◆ DATASET EXTRACT:
───

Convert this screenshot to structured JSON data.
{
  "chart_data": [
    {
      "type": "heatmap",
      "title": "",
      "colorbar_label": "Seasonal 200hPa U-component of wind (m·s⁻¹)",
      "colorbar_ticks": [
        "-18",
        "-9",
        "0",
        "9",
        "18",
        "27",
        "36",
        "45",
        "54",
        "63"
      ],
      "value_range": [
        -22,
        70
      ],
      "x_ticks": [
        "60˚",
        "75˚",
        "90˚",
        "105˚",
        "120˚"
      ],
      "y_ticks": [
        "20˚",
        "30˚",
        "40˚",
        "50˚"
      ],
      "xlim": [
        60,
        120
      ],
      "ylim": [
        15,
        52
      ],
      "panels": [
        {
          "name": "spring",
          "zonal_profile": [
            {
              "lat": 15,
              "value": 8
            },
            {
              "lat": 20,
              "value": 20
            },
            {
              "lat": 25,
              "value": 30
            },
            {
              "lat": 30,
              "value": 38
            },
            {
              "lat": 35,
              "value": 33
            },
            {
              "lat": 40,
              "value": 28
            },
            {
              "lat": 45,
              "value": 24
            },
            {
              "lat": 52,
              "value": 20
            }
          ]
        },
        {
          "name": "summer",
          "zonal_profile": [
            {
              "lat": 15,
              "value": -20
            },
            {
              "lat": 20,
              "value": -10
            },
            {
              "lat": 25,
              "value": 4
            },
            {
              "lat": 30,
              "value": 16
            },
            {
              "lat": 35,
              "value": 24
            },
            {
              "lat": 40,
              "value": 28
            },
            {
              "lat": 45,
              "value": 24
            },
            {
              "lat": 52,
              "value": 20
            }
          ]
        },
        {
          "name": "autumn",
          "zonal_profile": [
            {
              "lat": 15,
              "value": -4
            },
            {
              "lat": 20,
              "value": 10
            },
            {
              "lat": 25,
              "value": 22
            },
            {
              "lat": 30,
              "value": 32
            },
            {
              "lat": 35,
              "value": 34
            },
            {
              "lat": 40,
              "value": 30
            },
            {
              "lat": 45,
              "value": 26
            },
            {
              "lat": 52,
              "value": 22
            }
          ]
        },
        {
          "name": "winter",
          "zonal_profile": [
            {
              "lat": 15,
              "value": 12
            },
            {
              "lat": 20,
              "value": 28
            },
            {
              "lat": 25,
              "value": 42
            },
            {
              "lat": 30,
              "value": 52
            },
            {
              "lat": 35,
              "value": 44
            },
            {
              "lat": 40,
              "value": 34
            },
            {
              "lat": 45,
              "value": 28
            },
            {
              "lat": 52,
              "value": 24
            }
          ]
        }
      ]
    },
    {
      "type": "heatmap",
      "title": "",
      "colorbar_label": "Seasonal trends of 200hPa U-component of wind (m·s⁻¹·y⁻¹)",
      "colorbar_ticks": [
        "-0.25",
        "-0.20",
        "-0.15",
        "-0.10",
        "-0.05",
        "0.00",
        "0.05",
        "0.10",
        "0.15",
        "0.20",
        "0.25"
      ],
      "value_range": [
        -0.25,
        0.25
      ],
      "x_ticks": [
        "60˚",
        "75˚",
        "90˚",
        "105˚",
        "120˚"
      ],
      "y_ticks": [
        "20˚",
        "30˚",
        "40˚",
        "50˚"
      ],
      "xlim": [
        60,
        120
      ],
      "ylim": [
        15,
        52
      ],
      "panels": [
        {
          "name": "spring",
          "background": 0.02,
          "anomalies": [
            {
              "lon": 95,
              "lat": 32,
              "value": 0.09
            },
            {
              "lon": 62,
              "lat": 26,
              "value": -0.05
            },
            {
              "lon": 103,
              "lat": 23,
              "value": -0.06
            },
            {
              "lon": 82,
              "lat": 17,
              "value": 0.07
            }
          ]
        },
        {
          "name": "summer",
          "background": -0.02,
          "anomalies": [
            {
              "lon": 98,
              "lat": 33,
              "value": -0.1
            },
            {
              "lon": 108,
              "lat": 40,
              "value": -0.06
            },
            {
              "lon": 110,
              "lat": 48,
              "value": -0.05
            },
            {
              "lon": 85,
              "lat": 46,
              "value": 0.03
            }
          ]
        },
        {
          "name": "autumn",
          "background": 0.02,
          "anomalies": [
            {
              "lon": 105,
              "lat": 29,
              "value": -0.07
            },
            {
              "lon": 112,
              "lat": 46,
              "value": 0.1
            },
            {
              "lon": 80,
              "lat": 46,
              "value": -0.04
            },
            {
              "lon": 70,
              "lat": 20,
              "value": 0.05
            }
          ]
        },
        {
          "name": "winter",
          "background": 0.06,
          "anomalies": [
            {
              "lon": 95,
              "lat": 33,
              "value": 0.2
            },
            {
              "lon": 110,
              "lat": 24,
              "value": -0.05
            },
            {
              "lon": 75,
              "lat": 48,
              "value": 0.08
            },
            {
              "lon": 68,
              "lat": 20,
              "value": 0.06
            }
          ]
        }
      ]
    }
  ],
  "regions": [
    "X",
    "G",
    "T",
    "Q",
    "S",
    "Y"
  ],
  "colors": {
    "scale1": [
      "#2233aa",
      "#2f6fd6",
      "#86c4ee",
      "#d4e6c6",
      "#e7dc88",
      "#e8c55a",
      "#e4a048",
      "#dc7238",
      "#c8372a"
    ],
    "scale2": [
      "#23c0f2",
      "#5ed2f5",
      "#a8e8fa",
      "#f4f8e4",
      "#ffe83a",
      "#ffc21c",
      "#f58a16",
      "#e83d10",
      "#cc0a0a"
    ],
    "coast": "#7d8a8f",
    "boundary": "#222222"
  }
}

───

◆ TASK: Give the entries again in full, exactly as they are written.

◆ EXERCISE RESULT:
Convert this screenshot to structured JSON data.
{
  "chart_data": [
    {
      "type": "heatmap",
      "title": "",
      "colorbar_label": "Seasonal 200hPa U-component of wind (m·s⁻¹)",
      "colorbar_ticks": [
        "-18",
        "-9",
        "0",
        "9",
        "18",
        "27",
        "36",
        "45",
        "54",
        "63"
      ],
      "value_range": [
        -22,
        70
      ],
      "x_ticks": [
        "60˚",
        "75˚",
        "90˚",
        "105˚",
        "120˚"
      ],
      "y_ticks": [
        "20˚",
        "30˚",
        "40˚",
        "50˚"
      ],
      "xlim": [
        60,
        120
      ],
      "ylim": [
        15,
        52
      ],
      "panels": [
        {
          "name": "spring",
          "zonal_profile": [
            {
              "lat": 15,
              "value": 8
            },
            {
              "lat": 20,
              "value": 20
            },
            {
              "lat": 25,
              "value": 30
            },
            {
              "lat": 30,
              "value": 38
            },
            {
              "lat": 35,
              "value": 33
            },
            {
              "lat": 40,
              "value": 28
            },
            {
              "lat": 45,
              "value": 24
            },
            {
              "lat": 52,
              "value": 20
            }
          ]
        },
        {
          "name": "summer",
          "zonal_profile": [
            {
              "lat": 15,
              "value": -20
            },
            {
              "lat": 20,
              "value": -10
            },
            {
              "lat": 25,
              "value": 4
            },
            {
              "lat": 30,
              "value": 16
            },
            {
              "lat": 35,
              "value": 24
            },
            {
              "lat": 40,
              "value": 28
            },
            {
              "lat": 45,
              "value": 24
            },
            {
              "lat": 52,
              "value": 20
            }
          ]
        },
        {
          "name": "autumn",
          "zonal_profile": [
            {
              "lat": 15,
              "value": -4
            },
            {
              "lat": 20,
              "value": 10
            },
            {
              "lat": 25,
              "value": 22
            },
            {
              "lat": 30,
              "value": 32
            },
            {
              "lat": 35,
              "value": 34
            },
            {
              "lat": 40,
              "value": 30
            },
            {
              "lat": 45,
              "value": 26
            },
            {
              "lat": 52,
              "value": 22
            }
          ]
        },
        {
          "name": "winter",
          "zonal_profile": [
            {
              "lat": 15,
              "value": 12
            },
            {
              "lat": 20,
              "value": 28
            },
            {
              "lat": 25,
              "value": 42
            },
            {
              "lat": 30,
              "value": 52
            },
            {
              "lat": 35,
              "value": 44
            },
            {
              "lat": 40,
              "value": 34
            },
            {
              "lat": 45,
              "value": 28
            },
            {
              "lat": 52,
              "value": 24
            }
          ]
        }
      ]
    },
    {
      "type": "heatmap",
      "title": "",
      "colorbar_label": "Seasonal trends of 200hPa U-component of wind (m·s⁻¹·y⁻¹)",
      "colorbar_ticks": [
        "-0.25",
        "-0.20",
        "-0.15",
        "-0.10",
        "-0.05",
        "0.00",
        "0.05",
        "0.10",
        "0.15",
        "0.20",
        "0.25"
      ],
      "value_range": [
        -0.25,
        0.25
      ],
      "x_ticks": [
        "60˚",
        "75˚",
        "90˚",
        "105˚",
        "120˚"
      ],
      "y_ticks": [
        "20˚",
        "30˚",
        "40˚",
        "50˚"
      ],
      "xlim": [
        60,
        120
      ],
      "ylim": [
        15,
        52
      ],
      "panels": [
        {
          "name": "spring",
          "background": 0.02,
          "anomalies": [
            {
              "lon": 95,
              "lat": 32,
              "value": 0.09
            },
            {
              "lon": 62,
              "lat": 26,
              "value": -0.05
            },
            {
              "lon": 103,
              "lat": 23,
              "value": -0.06
            },
            {
              "lon": 82,
              "lat": 17,
              "value": 0.07
            }
          ]
        },
        {
          "name": "summer",
          "background": -0.02,
          "anomalies": [
            {
              "lon": 98,
              "lat": 33,
              "value": -0.1
            },
            {
              "lon": 108,
              "lat": 40,
              "value": -0.06
            },
            {
              "lon": 110,
              "lat": 48,
              "value": -0.05
            },
            {
              "lon": 85,
              "lat": 46,
              "value": 0.03
            }
          ]
        },
        {
          "name": "autumn",
          "background": 0.02,
          "anomalies": [
            {
              "lon": 105,
              "lat": 29,
              "value": -0.07
            },
            {
              "lon": 112,
              "lat": 46,
              "value": 0.1
            },
            {
              "lon": 80,
              "lat": 46,
              "value": -0.04
            },
            {
              "lon": 70,
              "lat": 20,
              "value": 0.05
            }
          ]
        },
        {
          "name": "winter",
          "background": 0.06,
          "anomalies": [
            {
              "lon": 95,
              "lat": 33,
              "value": 0.2
            },
            {
              "lon": 110,
              "lat": 24,
              "value": -0.05
            },
            {
              "lon": 75,
              "lat": 48,
              "value": 0.08
            },
            {
              "lon": 68,
              "lat": 20,
              "value": 0.06
            }
          ]
        }
      ]
    }
  ],
  "regions": [
    "X",
    "G",
    "T",
    "Q",
    "S",
    "Y"
  ],
  "colors": {
    "scale1": [
      "#2233aa",
      "#2f6fd6",
      "#86c4ee",
      "#d4e6c6",
      "#e7dc88",
      "#e8c55a",
      "#e4a048",
      "#dc7238",
      "#c8372a"
    ],
    "scale2": [
      "#23c0f2",
      "#5ed2f5",
      "#a8e8fa",
      "#f4f8e4",
      "#ffe83a",
      "#ffc21c",
      "#f58a16",
      "#e83d10",
      "#cc0a0a"
    ],
    "coast": "#7d8a8f",
    "boundary": "#222222"
  }
}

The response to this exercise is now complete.